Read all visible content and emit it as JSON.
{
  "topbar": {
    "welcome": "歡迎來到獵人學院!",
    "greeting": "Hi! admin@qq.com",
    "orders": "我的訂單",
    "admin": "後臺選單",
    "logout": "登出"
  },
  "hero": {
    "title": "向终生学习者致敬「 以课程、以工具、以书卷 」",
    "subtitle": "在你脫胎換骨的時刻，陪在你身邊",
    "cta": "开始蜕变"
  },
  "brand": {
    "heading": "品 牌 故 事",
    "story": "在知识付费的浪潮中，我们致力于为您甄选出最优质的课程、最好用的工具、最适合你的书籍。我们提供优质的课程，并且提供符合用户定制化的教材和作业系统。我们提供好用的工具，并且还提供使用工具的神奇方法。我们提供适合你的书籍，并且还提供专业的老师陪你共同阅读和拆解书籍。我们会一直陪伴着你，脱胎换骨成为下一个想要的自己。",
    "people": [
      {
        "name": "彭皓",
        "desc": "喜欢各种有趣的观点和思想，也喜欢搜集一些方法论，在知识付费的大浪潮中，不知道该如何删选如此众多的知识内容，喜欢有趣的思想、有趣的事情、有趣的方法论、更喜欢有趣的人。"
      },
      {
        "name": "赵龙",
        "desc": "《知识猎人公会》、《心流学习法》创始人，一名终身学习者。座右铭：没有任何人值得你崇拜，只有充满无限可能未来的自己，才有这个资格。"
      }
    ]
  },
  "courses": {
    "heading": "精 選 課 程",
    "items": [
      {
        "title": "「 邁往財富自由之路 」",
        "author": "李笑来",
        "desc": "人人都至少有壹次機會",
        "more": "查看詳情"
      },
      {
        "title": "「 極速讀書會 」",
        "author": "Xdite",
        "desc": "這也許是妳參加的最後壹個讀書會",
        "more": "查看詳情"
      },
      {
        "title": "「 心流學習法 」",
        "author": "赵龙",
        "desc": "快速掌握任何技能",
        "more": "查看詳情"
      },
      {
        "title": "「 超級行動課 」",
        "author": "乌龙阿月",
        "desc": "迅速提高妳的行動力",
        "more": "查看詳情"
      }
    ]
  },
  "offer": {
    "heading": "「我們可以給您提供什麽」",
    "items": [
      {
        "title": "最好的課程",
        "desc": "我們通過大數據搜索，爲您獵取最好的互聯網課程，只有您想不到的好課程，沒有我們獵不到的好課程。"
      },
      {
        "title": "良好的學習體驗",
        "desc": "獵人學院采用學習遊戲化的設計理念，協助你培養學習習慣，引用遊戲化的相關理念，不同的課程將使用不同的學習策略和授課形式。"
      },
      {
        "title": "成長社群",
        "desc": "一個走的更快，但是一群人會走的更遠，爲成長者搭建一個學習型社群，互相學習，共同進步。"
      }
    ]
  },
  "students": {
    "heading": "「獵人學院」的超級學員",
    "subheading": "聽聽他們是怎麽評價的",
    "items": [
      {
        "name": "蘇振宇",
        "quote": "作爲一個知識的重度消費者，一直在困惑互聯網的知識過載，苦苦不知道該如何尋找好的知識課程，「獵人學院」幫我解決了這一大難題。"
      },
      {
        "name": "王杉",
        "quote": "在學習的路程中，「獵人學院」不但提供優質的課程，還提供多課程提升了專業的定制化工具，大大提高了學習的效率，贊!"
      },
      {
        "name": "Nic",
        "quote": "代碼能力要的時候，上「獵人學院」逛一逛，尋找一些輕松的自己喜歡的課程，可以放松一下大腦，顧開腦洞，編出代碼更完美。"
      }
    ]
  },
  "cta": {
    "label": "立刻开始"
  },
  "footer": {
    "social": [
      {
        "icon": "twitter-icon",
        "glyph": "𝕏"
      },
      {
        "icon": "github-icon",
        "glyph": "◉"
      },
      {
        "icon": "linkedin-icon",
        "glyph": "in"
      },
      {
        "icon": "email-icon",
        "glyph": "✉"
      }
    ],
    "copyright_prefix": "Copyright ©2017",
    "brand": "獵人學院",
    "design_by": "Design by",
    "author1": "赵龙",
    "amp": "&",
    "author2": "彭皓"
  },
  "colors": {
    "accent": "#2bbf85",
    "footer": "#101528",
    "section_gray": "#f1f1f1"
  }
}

> **WHAT YOU HAVE TO DO**
Wherever the string "quote" appears in the entries above, list that line.

> **WRITTEN ANSWER**
        "quote": "作爲一個知識的重度消費者，一直在困惑互聯網的知識過載，苦苦不知道該如何尋找好的知識課程，「獵人學院」幫我解決了這一大難題。"
        "quote": "在學習的路程中，「獵人學院」不但提供優質的課程，還提供多課程提升了專業的定制化工具，大大提高了學習的效率，贊!"
        "quote": "代碼能力要的時候，上「獵人學院」逛一逛，尋找一些輕松的自己喜歡的課程，可以放松一下大腦，顧開腦洞，編出代碼更完美。"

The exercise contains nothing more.